Set exercise =
Copy out each line below exactly as it appears.

Records for the exercise =
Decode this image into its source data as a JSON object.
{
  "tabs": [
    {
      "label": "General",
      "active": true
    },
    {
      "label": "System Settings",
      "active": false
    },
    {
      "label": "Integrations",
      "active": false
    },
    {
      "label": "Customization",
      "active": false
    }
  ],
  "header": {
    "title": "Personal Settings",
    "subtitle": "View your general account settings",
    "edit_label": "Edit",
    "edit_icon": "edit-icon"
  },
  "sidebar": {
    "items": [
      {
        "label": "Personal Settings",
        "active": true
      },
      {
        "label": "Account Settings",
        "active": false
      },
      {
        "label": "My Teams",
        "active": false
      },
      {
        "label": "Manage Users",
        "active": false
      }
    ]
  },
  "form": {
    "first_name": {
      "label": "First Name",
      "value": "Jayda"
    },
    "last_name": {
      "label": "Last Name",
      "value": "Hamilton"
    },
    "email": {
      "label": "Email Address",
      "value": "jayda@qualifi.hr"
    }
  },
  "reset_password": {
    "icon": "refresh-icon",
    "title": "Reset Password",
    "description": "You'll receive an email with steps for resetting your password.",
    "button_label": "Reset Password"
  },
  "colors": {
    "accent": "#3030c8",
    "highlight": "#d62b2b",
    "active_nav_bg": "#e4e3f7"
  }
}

The result =
Decode this image into its source data as a JSON object.
{
  "tabs": [
    {
      "label": "General",
      "active": true
    },
    {
      "label": "System Settings",
      "active": false
    },
    {
      "label": "Integrations",
      "active": false
    },
    {
      "label": "Customization",
      "active": false
    }
  ],
  "header": {
    "title": "Personal Settings",
    "subtitle": "View your general account settings",
    "edit_label": "Edit",
    "edit_icon": "edit-icon"
  },
  "sidebar": {
    "items": [
      {
        "label": "Personal Settings",
        "active": true
      },
      {
        "label": "Account Settings",
        "active": false
      },
      {
        "label": "My Teams",
        "active": false
      },
      {
        "label": "Manage Users",
        "active": false
      }
    ]
  },
  "form": {
    "first_name": {
      "label": "First Name",
      "value": "Jayda"
    },
    "last_name": {
      "label": "Last Name",
      "value": "Hamilton"
    },
    "email": {
      "label": "Email Address",
      "value": "jayda@qualifi.hr"
    }
  },
  "reset_password": {
    "icon": "refresh-icon",
    "title": "Reset Password",
    "description": "You'll receive an email with steps for resetting your password.",
    "button_label": "Reset Password"
  },
  "colors": {
    "accent": "#3030c8",
    "highlight": "#d62b2b",
    "active_nav_bg": "#e4e3f7"
  }
}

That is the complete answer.